» What to do
Retype each entry below exactly as it stands.

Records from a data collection
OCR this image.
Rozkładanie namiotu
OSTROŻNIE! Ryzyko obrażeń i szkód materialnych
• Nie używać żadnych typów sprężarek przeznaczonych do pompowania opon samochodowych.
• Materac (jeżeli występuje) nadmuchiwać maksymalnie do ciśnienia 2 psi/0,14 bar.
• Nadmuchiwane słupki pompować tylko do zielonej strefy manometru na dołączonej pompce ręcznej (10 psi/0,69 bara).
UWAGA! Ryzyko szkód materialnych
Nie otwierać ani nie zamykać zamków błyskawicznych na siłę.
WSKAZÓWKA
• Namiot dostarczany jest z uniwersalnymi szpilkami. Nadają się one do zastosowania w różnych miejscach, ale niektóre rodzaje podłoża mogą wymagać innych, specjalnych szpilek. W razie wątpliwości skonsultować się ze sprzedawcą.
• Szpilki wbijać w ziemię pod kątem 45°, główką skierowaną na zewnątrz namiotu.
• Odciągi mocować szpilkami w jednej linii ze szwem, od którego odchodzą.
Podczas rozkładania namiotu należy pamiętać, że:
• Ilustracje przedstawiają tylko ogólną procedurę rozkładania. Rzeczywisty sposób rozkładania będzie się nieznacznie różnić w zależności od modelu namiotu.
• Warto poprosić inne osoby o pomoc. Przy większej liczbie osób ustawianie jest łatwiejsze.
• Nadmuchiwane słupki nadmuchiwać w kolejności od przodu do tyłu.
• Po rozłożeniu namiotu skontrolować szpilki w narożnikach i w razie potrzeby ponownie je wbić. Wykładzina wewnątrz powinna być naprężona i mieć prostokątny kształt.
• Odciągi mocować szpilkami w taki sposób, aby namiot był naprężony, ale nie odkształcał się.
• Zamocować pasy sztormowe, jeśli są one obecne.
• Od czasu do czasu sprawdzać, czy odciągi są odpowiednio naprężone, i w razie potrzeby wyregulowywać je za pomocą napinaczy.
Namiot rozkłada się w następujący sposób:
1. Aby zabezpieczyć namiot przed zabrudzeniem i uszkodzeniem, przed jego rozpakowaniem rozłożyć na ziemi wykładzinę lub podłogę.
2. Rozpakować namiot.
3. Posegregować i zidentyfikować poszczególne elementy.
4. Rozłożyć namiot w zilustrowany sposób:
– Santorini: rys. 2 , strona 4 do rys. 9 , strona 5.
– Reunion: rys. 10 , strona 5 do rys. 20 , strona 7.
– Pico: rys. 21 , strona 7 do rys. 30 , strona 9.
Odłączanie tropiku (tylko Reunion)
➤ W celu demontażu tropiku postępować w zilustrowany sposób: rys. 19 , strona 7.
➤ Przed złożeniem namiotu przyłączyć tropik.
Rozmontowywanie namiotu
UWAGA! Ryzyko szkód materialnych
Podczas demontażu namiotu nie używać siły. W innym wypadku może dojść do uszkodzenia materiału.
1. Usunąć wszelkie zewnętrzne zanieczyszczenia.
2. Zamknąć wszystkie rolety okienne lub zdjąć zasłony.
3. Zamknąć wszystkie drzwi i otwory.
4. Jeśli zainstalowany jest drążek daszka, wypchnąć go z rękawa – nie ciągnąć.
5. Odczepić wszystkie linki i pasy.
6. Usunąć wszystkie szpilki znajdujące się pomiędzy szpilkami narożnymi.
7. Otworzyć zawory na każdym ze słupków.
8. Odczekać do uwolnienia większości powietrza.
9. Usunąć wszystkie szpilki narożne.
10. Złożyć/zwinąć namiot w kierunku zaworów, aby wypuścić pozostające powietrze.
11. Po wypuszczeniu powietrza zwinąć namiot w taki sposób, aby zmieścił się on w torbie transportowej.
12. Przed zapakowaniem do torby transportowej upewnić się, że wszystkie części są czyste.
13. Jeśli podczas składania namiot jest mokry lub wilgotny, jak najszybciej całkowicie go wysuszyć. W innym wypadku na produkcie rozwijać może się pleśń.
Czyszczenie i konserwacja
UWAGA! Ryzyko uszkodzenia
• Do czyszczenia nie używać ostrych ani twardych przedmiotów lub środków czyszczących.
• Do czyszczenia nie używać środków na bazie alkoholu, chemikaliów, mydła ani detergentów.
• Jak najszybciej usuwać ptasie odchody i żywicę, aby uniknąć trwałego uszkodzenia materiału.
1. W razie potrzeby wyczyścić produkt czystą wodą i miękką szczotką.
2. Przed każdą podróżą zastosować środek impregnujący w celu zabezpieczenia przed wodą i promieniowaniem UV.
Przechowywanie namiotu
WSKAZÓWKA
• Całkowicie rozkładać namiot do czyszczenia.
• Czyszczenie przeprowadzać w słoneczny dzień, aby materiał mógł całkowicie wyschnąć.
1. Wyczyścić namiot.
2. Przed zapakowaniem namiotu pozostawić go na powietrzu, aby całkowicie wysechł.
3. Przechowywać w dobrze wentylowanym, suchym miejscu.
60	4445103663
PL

» Written response
OCR this image.
Rozkładanie namiotu
OSTROŻNIE! Ryzyko obrażeń i szkód materialnych
• Nie używać żadnych typów sprężarek przeznaczonych do pompowania opon samochodowych.
• Materac (jeżeli występuje) nadmuchiwać maksymalnie do ciśnienia 2 psi/0,14 bar.
• Nadmuchiwane słupki pompować tylko do zielonej strefy manometru na dołączonej pompce ręcznej (10 psi/0,69 bara).
UWAGA! Ryzyko szkód materialnych
Nie otwierać ani nie zamykać zamków błyskawicznych na siłę.
WSKAZÓWKA
• Namiot dostarczany jest z uniwersalnymi szpilkami. Nadają się one do zastosowania w różnych miejscach, ale niektóre rodzaje podłoża mogą wymagać innych, specjalnych szpilek. W razie wątpliwości skonsultować się ze sprzedawcą.
• Szpilki wbijać w ziemię pod kątem 45°, główką skierowaną na zewnątrz namiotu.
• Odciągi mocować szpilkami w jednej linii ze szwem, od którego odchodzą.
Podczas rozkładania namiotu należy pamiętać, że:
• Ilustracje przedstawiają tylko ogólną procedurę rozkładania. Rzeczywisty sposób rozkładania będzie się nieznacznie różnić w zależności od modelu namiotu.
• Warto poprosić inne osoby o pomoc. Przy większej liczbie osób ustawianie jest łatwiejsze.
• Nadmuchiwane słupki nadmuchiwać w kolejności od przodu do tyłu.
• Po rozłożeniu namiotu skontrolować szpilki w narożnikach i w razie potrzeby ponownie je wbić. Wykładzina wewnątrz powinna być naprężona i mieć prostokątny kształt.
• Odciągi mocować szpilkami w taki sposób, aby namiot był naprężony, ale nie odkształcał się.
• Zamocować pasy sztormowe, jeśli są one obecne.
• Od czasu do czasu sprawdzać, czy odciągi są odpowiednio naprężone, i w razie potrzeby wyregulowywać je za pomocą napinaczy.
Namiot rozkłada się w następujący sposób:
1. Aby zabezpieczyć namiot przed zabrudzeniem i uszkodzeniem, przed jego rozpakowaniem rozłożyć na ziemi wykładzinę lub podłogę.
2. Rozpakować namiot.
3. Posegregować i zidentyfikować poszczególne elementy.
4. Rozłożyć namiot w zilustrowany sposób:
– Santorini: rys. 2 , strona 4 do rys. 9 , strona 5.
– Reunion: rys. 10 , strona 5 do rys. 20 , strona 7.
– Pico: rys. 21 , strona 7 do rys. 30 , strona 9.
Odłączanie tropiku (tylko Reunion)
➤ W celu demontażu tropiku postępować w zilustrowany sposób: rys. 19 , strona 7.
➤ Przed złożeniem namiotu przyłączyć tropik.
Rozmontowywanie namiotu
UWAGA! Ryzyko szkód materialnych
Podczas demontażu namiotu nie używać siły. W innym wypadku może dojść do uszkodzenia materiału.
1. Usunąć wszelkie zewnętrzne zanieczyszczenia.
2. Zamknąć wszystkie rolety okienne lub zdjąć zasłony.
3. Zamknąć wszystkie drzwi i otwory.
4. Jeśli zainstalowany jest drążek daszka, wypchnąć go z rękawa – nie ciągnąć.
5. Odczepić wszystkie linki i pasy.
6. Usunąć wszystkie szpilki znajdujące się pomiędzy szpilkami narożnymi.
7. Otworzyć zawory na każdym ze słupków.
8. Odczekać do uwolnienia większości powietrza.
9. Usunąć wszystkie szpilki narożne.
10. Złożyć/zwinąć namiot w kierunku zaworów, aby wypuścić pozostające powietrze.
11. Po wypuszczeniu powietrza zwinąć namiot w taki sposób, aby zmieścił się on w torbie transportowej.
12. Przed zapakowaniem do torby transportowej upewnić się, że wszystkie części są czyste.
13. Jeśli podczas składania namiot jest mokry lub wilgotny, jak najszybciej całkowicie go wysuszyć. W innym wypadku na produkcie rozwijać może się pleśń.
Czyszczenie i konserwacja
UWAGA! Ryzyko uszkodzenia
• Do czyszczenia nie używać ostrych ani twardych przedmiotów lub środków czyszczących.
• Do czyszczenia nie używać środków na bazie alkoholu, chemikaliów, mydła ani detergentów.
• Jak najszybciej usuwać ptasie odchody i żywicę, aby uniknąć trwałego uszkodzenia materiału.
1. W razie potrzeby wyczyścić produkt czystą wodą i miękką szczotką.
2. Przed każdą podróżą zastosować środek impregnujący w celu zabezpieczenia przed wodą i promieniowaniem UV.
Przechowywanie namiotu
WSKAZÓWKA
• Całkowicie rozkładać namiot do czyszczenia.
• Czyszczenie przeprowadzać w słoneczny dzień, aby materiał mógł całkowicie wyschnąć.
1. Wyczyścić namiot.
2. Przed zapakowaniem namiotu pozostawić go na powietrzu, aby całkowicie wysechł.
3. Przechowywać w dobrze wentylowanym, suchym miejscu.
60	4445103663
PL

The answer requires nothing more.